● Data to use:
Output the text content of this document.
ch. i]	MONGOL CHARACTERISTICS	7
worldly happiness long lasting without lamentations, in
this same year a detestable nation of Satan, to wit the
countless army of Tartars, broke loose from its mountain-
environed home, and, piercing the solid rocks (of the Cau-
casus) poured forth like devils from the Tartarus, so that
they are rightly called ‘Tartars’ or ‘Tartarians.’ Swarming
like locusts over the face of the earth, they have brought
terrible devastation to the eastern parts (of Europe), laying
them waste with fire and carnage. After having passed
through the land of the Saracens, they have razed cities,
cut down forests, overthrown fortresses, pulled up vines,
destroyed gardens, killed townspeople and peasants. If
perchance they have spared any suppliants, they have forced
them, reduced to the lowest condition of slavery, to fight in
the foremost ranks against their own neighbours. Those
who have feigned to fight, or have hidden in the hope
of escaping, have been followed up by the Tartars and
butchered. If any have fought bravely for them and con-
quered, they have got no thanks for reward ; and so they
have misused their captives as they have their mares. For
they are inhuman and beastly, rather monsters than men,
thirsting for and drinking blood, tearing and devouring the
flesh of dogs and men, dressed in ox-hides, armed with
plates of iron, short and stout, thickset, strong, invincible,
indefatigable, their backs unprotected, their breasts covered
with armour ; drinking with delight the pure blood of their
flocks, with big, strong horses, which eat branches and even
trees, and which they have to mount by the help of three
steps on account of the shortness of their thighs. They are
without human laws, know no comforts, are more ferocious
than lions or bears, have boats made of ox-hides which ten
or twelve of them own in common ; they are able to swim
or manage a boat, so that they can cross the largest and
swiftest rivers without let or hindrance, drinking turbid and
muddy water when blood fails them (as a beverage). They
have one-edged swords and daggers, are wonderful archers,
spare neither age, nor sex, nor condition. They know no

● Written problem:
Exactly as they are written, print the entries again.

● Exercise response:
Output the text content of this document.
ch. i]	MONGOL CHARACTERISTICS	7
worldly happiness long lasting without lamentations, in
this same year a detestable nation of Satan, to wit the
countless army of Tartars, broke loose from its mountain-
environed home, and, piercing the solid rocks (of the Cau-
casus) poured forth like devils from the Tartarus, so that
they are rightly called ‘Tartars’ or ‘Tartarians.’ Swarming
like locusts over the face of the earth, they have brought
terrible devastation to the eastern parts (of Europe), laying
them waste with fire and carnage. After having passed
through the land of the Saracens, they have razed cities,
cut down forests, overthrown fortresses, pulled up vines,
destroyed gardens, killed townspeople and peasants. If
perchance they have spared any suppliants, they have forced
them, reduced to the lowest condition of slavery, to fight in
the foremost ranks against their own neighbours. Those
who have feigned to fight, or have hidden in the hope
of escaping, have been followed up by the Tartars and
butchered. If any have fought bravely for them and con-
quered, they have got no thanks for reward ; and so they
have misused their captives as they have their mares. For
they are inhuman and beastly, rather monsters than men,
thirsting for and drinking blood, tearing and devouring the
flesh of dogs and men, dressed in ox-hides, armed with
plates of iron, short and stout, thickset, strong, invincible,
indefatigable, their backs unprotected, their breasts covered
with armour ; drinking with delight the pure blood of their
flocks, with big, strong horses, which eat branches and even
trees, and which they have to mount by the help of three
steps on account of the shortness of their thighs. They are
without human laws, know no comforts, are more ferocious
than lions or bears, have boats made of ox-hides which ten
or twelve of them own in common ; they are able to swim
or manage a boat, so that they can cross the largest and
swiftest rivers without let or hindrance, drinking turbid and
muddy water when blood fails them (as a beverage). They
have one-edged swords and daggers, are wonderful archers,
spare neither age, nor sex, nor condition. They know no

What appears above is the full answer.